WHAT IS EXPECTED: Where a line of the listing below includes the word "model", reproduce that line.

GIVEN ENTRIES:
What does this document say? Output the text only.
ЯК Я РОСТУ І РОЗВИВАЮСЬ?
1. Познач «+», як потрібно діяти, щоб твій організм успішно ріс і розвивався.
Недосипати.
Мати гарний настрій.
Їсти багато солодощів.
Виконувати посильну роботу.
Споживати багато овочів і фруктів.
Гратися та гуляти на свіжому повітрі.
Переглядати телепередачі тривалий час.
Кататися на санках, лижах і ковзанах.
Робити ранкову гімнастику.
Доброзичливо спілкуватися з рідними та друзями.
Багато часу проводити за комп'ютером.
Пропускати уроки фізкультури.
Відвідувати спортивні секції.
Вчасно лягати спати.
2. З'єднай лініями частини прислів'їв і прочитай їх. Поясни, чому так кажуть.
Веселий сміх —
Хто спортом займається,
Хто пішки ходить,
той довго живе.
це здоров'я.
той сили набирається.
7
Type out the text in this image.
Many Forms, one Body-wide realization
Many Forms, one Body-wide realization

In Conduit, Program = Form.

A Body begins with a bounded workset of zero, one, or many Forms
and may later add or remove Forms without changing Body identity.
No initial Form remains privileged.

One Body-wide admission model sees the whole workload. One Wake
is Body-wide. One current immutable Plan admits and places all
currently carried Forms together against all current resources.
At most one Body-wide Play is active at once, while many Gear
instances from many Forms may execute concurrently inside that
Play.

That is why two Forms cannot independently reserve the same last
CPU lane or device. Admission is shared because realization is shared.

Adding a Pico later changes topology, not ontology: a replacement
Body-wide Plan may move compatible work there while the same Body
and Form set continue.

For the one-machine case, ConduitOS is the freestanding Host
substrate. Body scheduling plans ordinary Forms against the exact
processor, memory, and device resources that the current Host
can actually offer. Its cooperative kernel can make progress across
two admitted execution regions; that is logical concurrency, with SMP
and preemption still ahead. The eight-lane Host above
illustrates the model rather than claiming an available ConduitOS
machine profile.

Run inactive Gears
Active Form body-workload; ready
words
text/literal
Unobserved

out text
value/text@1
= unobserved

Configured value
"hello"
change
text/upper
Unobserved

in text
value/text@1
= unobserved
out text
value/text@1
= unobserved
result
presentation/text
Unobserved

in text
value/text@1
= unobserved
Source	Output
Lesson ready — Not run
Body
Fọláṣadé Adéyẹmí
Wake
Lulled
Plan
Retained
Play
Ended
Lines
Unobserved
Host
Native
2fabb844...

THE SOLUTION:
One Body-wide admission model sees the whole workload. One Wake
illustrates the model rather than claiming an available ConduitOS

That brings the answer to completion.